EXERCISE DETAILS - Below are entries; tally how many lines hold the string "mund" and answer with only that figure.

RECORDS FOR PROCESSING -
* Begin *
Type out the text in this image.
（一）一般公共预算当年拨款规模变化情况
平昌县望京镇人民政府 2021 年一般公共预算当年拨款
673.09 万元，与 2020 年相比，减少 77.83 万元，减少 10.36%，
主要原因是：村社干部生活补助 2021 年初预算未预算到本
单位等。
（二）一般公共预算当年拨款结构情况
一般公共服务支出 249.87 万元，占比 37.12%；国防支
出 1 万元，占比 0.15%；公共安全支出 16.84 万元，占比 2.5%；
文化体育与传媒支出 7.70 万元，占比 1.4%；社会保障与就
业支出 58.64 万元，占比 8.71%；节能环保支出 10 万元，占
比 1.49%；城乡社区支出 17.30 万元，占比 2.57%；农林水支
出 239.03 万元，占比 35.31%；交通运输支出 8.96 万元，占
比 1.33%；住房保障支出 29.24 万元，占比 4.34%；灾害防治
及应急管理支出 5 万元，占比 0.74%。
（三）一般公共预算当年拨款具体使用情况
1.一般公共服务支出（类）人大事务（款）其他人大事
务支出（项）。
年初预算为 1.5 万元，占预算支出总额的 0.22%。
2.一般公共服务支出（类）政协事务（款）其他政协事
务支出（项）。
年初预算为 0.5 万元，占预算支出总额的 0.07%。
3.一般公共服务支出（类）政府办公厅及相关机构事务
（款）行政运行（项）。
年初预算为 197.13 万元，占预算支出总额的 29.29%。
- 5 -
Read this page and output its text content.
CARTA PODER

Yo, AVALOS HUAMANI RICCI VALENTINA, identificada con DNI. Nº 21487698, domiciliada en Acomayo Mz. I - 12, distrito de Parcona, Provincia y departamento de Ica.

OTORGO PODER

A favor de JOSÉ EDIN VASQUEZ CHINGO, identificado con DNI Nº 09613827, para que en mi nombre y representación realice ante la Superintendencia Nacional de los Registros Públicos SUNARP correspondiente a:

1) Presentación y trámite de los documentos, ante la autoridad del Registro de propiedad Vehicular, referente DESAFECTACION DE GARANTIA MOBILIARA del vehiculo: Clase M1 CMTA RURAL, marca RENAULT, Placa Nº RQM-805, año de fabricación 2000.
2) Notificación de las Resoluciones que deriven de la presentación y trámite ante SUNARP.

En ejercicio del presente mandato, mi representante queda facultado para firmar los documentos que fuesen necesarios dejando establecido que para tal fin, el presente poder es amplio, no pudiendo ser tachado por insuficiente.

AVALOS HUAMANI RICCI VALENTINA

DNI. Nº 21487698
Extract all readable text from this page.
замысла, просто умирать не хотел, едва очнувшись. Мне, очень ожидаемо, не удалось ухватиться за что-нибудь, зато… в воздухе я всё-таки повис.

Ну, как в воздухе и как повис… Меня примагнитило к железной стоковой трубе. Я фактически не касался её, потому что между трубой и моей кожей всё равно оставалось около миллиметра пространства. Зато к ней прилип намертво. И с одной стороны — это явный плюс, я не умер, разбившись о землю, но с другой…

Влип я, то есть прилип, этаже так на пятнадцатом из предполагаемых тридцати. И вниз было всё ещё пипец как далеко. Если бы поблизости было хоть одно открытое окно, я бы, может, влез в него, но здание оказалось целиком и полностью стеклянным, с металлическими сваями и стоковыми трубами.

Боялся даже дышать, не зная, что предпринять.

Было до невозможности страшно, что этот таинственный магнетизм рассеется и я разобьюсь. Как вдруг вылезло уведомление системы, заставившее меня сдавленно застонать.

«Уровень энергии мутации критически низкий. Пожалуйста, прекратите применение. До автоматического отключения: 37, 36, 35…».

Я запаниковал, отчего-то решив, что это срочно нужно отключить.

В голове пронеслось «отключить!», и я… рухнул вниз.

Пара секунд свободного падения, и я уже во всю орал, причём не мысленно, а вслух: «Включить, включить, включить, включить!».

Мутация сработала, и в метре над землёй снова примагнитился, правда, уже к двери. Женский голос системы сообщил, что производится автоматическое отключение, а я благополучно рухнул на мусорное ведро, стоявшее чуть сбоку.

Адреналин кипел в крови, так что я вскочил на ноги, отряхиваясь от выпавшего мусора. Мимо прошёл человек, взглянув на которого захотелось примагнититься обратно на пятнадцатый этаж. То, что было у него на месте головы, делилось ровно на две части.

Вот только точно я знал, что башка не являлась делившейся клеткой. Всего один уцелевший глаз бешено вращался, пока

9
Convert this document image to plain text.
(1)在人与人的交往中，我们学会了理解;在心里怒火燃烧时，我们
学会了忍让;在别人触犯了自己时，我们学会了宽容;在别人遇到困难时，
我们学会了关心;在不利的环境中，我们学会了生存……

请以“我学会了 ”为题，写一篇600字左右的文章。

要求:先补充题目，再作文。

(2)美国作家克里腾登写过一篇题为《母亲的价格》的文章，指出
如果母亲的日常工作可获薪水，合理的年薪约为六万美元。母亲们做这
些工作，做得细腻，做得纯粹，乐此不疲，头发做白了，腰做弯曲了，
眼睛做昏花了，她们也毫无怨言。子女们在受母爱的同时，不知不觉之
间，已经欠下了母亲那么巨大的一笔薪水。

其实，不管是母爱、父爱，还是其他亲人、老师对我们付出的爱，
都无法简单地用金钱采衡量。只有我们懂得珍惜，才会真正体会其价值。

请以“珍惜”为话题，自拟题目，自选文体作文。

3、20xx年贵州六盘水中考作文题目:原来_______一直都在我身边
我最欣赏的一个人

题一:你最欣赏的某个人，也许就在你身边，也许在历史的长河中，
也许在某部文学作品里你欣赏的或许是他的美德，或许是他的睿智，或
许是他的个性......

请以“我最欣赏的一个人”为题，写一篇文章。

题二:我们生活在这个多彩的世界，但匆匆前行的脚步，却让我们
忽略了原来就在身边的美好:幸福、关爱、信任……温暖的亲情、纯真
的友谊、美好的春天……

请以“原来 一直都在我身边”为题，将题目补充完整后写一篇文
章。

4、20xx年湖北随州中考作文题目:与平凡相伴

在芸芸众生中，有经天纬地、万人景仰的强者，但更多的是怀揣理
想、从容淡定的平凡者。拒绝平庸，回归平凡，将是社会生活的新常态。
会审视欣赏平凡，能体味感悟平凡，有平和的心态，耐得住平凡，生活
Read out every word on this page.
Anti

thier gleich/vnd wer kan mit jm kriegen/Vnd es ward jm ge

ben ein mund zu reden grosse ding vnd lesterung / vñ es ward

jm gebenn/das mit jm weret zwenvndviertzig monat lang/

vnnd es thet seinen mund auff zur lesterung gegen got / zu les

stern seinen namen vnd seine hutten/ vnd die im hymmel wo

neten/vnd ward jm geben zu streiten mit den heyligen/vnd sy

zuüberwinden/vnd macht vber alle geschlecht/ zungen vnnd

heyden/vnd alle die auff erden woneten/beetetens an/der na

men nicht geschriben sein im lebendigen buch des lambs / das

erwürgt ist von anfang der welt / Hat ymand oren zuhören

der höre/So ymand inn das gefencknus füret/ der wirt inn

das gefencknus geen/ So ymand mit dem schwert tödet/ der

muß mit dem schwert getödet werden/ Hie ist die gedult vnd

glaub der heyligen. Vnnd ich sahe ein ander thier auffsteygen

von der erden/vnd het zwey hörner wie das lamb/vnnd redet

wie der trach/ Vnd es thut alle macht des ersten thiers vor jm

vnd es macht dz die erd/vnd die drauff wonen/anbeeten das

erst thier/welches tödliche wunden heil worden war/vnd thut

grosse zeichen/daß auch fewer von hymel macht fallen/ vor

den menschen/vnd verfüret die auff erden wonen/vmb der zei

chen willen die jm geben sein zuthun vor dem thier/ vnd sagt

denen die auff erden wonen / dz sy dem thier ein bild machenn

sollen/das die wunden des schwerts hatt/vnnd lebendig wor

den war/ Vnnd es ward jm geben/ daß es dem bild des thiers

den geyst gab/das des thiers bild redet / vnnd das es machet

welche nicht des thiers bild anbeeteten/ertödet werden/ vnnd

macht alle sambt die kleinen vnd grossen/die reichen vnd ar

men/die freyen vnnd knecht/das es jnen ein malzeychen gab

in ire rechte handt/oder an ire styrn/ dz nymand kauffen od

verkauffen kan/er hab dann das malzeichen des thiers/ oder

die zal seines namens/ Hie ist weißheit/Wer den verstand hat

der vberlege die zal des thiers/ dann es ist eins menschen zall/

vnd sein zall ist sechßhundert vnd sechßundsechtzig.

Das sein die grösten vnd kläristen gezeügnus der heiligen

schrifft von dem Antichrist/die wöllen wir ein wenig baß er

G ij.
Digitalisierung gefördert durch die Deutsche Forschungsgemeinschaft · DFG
* End *
RESPONSE TO THIS EXERCISE - 2